MATERIAL FOR THIS TASK:
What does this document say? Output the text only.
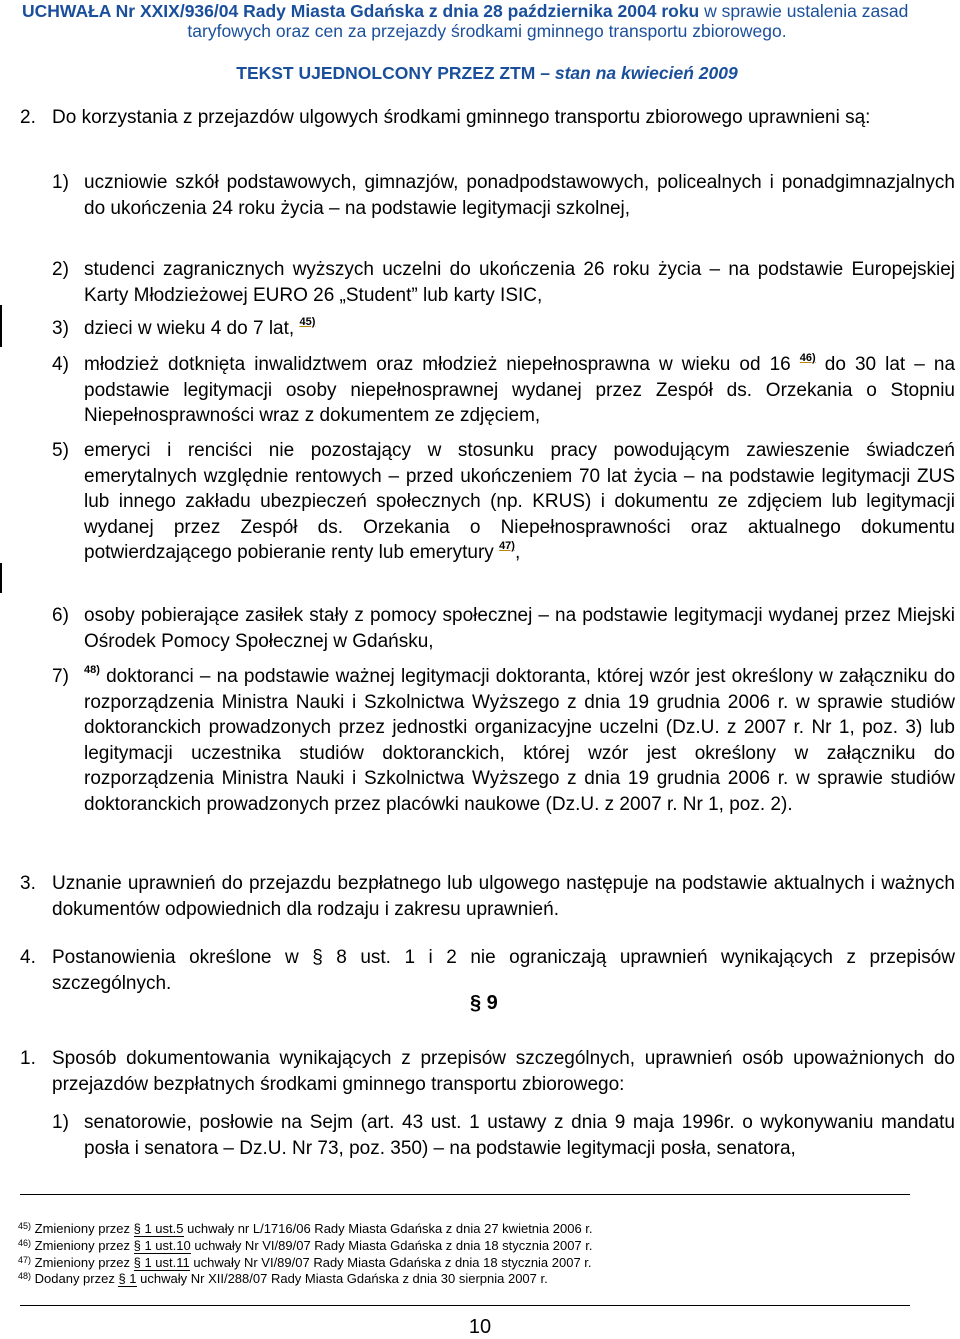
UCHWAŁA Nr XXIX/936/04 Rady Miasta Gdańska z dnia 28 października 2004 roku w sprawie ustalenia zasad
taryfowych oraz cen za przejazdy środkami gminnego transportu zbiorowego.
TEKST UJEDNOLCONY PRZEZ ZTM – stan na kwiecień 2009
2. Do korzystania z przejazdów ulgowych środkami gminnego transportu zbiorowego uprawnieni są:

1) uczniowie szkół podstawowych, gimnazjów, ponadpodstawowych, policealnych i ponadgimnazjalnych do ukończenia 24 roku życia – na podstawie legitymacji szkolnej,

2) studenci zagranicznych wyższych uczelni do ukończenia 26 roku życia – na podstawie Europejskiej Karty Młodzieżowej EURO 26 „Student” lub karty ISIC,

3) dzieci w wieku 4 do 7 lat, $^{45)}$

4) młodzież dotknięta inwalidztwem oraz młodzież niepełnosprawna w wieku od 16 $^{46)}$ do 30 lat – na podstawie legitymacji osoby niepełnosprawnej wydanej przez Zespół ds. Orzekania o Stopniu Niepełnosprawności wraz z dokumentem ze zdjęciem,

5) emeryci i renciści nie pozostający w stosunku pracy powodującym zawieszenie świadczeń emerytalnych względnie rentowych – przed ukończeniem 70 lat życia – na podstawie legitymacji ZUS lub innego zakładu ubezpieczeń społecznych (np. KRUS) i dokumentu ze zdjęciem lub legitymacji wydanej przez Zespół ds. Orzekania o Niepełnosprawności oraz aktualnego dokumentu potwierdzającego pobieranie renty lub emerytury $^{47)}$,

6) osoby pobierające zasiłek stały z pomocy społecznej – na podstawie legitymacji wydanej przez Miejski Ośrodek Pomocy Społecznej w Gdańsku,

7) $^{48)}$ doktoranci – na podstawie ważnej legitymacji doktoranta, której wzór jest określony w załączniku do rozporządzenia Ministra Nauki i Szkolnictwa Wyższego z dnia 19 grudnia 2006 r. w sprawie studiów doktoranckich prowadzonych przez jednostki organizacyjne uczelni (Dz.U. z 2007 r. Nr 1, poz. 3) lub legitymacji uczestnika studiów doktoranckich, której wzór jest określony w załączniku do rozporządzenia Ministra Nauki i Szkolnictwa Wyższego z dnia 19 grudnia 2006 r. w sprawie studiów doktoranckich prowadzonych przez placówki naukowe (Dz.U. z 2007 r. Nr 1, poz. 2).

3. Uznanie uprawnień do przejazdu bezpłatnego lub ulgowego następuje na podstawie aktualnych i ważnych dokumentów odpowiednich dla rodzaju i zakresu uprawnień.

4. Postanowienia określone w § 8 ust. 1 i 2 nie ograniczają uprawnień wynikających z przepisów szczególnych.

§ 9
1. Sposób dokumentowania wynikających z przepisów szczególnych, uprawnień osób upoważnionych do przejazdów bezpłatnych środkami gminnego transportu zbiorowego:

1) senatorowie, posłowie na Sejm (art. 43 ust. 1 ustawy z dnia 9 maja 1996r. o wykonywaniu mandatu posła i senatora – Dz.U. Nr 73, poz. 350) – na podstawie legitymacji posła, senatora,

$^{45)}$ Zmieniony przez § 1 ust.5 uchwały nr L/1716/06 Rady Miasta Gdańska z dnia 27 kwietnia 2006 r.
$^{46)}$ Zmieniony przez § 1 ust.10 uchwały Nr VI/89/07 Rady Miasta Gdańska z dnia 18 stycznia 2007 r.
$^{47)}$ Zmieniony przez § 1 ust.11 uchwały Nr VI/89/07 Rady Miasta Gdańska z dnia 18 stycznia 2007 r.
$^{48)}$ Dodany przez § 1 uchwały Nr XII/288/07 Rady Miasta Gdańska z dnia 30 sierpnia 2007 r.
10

AIM OF THE TASK: Gather all lines of the records that include the word "osoby".

WRITTEN REPLY:
4) młodzież dotknięta inwalidztwem oraz młodzież niepełnosprawna w wieku od 16 $^{46)}$ do 30 lat – na podstawie legitymacji osoby niepełnosprawnej wydanej przez Zespół ds. Orzekania o Stopniu Niepełnosprawności wraz z dokumentem ze zdjęciem,
6) osoby pobierające zasiłek stały z pomocy społecznej – na podstawie legitymacji wydanej przez Miejski Ośrodek Pomocy Społecznej w Gdańsku,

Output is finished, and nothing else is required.